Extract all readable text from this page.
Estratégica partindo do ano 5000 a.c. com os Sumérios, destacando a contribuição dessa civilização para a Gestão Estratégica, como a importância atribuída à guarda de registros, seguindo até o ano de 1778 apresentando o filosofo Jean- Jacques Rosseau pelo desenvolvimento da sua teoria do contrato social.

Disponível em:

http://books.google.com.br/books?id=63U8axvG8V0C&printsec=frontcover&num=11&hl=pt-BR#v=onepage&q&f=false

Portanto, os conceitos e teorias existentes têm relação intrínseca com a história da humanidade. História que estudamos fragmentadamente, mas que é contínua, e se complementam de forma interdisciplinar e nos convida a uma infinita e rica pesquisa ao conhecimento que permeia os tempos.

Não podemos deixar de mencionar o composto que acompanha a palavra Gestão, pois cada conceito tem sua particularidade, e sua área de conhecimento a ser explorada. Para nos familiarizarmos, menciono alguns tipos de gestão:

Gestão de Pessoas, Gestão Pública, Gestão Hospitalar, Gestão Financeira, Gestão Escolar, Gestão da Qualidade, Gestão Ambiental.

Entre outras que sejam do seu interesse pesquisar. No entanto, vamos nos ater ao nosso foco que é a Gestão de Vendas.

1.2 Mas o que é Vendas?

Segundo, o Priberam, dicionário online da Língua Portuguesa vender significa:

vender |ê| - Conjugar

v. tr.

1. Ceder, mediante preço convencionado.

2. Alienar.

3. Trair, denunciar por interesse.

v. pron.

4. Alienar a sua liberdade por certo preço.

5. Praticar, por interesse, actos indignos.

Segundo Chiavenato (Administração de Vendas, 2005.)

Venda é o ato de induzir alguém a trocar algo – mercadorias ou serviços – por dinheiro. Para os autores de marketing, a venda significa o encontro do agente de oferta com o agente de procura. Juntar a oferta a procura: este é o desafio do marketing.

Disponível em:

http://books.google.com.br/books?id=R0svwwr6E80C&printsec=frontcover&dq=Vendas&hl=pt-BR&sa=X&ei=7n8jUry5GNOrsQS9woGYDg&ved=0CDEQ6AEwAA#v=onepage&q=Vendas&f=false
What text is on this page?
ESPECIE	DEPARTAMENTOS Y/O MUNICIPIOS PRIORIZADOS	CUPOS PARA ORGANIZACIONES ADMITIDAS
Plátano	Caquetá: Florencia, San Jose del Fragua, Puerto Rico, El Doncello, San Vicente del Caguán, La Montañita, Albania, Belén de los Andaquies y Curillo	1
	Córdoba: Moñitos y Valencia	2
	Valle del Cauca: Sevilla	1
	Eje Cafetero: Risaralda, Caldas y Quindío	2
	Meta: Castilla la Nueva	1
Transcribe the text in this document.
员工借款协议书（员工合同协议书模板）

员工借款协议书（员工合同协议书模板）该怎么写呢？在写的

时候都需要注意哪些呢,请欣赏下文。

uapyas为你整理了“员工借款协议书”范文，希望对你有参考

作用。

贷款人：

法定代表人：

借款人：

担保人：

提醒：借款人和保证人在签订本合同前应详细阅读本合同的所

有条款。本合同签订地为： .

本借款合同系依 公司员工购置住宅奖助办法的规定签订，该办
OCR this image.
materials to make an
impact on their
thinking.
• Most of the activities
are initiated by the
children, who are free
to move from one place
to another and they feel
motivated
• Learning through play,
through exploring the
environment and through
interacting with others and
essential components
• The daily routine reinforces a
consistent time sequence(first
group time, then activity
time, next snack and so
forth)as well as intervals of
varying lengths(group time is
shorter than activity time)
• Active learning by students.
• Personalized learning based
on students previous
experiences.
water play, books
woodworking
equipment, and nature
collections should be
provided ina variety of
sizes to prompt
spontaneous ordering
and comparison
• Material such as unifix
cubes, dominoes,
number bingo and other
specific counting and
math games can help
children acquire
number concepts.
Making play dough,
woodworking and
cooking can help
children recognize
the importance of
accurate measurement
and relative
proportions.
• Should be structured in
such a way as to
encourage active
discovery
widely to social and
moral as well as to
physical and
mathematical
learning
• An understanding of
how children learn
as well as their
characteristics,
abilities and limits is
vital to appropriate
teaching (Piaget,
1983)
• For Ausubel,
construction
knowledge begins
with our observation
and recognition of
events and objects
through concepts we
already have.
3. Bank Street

—————

▸ **WHAT THE TASK REQUIRES**: Say how many lines of the data include the string "well". Nothing other than the number should be given.

▸ **TASK RESPONSE**: 3